Data excerpts
+ + + + + + +
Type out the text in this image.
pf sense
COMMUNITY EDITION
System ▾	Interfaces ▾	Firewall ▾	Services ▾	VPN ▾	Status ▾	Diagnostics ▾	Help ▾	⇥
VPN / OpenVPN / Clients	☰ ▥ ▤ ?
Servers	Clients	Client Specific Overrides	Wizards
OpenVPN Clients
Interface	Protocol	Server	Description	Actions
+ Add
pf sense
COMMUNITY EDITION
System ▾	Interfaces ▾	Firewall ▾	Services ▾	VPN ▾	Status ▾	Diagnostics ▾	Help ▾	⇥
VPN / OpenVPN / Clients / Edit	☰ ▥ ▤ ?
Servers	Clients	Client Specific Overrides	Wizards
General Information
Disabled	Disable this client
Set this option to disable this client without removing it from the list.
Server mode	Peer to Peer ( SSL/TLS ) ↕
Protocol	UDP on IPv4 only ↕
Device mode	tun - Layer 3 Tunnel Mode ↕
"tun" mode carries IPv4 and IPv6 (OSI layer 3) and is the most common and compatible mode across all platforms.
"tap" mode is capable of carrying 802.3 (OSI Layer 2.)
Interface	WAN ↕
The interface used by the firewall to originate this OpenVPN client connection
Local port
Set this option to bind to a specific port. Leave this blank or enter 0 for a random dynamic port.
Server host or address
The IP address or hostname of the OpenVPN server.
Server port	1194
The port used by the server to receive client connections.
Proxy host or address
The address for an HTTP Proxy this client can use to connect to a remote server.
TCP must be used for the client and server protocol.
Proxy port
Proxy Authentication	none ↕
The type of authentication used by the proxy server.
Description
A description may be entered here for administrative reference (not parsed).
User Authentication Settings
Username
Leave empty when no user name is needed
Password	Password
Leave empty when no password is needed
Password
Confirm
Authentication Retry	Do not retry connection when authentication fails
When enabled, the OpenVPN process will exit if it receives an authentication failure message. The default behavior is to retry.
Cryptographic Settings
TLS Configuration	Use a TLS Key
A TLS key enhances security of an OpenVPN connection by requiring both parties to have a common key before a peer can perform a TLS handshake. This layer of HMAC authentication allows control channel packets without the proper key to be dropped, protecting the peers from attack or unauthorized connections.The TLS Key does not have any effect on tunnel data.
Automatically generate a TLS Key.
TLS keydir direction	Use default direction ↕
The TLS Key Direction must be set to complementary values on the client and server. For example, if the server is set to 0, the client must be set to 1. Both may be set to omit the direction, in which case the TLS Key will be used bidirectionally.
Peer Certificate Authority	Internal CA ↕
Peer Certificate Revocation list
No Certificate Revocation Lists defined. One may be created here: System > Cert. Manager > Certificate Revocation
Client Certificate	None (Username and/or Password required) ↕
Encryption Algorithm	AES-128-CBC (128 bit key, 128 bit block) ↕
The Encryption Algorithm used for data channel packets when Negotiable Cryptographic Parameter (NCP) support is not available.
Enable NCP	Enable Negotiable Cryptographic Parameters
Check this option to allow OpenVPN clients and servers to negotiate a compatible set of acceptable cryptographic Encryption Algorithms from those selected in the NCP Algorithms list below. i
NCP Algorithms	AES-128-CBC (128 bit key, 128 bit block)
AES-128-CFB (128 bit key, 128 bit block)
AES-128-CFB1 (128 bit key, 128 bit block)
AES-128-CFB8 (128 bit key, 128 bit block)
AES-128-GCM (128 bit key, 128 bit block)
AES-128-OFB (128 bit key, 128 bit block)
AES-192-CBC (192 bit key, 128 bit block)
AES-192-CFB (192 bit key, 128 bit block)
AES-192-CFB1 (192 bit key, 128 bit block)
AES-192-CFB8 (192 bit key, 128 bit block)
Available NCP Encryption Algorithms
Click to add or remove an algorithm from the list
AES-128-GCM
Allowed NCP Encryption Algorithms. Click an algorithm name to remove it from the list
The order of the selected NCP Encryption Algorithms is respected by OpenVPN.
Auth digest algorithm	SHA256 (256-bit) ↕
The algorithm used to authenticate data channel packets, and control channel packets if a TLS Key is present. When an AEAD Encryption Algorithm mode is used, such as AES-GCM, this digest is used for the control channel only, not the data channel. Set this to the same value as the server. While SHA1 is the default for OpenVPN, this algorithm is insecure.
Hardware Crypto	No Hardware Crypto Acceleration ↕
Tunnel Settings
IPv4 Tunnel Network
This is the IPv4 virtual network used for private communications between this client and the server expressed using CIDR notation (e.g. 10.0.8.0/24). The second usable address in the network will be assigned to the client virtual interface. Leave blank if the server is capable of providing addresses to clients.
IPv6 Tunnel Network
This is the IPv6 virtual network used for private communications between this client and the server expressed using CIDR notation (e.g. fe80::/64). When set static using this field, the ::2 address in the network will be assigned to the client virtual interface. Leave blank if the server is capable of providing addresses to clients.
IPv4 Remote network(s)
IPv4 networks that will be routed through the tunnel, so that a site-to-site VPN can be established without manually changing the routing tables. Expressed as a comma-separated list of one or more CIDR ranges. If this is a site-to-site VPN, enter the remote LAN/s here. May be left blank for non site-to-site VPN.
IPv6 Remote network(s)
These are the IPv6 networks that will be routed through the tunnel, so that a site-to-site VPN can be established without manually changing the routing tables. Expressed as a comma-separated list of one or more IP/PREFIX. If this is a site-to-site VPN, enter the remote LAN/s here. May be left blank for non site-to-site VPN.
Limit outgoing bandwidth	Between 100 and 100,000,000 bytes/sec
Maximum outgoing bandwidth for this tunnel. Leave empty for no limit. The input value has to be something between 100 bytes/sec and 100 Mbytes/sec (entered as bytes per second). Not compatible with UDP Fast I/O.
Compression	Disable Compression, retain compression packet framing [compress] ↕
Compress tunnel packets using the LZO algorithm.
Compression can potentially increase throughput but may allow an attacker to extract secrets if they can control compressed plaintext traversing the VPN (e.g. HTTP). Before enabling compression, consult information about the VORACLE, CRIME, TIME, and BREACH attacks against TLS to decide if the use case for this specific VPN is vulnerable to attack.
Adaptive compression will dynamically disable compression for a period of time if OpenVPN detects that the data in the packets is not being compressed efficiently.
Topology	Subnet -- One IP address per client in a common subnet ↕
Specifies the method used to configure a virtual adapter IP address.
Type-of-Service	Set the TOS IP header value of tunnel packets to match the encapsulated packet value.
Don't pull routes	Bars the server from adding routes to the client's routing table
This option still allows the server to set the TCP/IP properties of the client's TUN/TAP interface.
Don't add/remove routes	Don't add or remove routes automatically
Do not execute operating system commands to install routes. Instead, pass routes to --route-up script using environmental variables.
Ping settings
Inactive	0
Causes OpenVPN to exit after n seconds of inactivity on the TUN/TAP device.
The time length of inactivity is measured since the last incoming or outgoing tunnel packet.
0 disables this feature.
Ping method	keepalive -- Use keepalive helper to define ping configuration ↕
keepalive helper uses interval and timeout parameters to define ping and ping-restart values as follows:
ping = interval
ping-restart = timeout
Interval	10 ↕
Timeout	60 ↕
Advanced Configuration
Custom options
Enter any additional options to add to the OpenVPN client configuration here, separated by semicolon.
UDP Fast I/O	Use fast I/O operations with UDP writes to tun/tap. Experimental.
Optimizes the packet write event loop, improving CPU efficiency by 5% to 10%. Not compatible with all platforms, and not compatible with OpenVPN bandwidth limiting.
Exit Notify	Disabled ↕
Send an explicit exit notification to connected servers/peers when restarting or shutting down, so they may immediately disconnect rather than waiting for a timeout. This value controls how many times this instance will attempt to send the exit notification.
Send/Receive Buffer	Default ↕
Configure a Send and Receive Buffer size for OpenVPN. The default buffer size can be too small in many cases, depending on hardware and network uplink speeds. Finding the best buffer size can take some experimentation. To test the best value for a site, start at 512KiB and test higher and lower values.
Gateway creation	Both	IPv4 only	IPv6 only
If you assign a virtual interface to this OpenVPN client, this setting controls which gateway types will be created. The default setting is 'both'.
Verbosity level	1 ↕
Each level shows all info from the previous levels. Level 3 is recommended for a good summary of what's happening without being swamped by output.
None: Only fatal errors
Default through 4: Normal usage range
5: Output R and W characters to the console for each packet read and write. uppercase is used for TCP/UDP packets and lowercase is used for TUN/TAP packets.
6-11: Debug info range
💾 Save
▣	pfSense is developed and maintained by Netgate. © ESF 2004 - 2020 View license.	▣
+ + + + + + +
Directive: Tell how many lines of the data include the word "more", and nothing else.

Full output: 2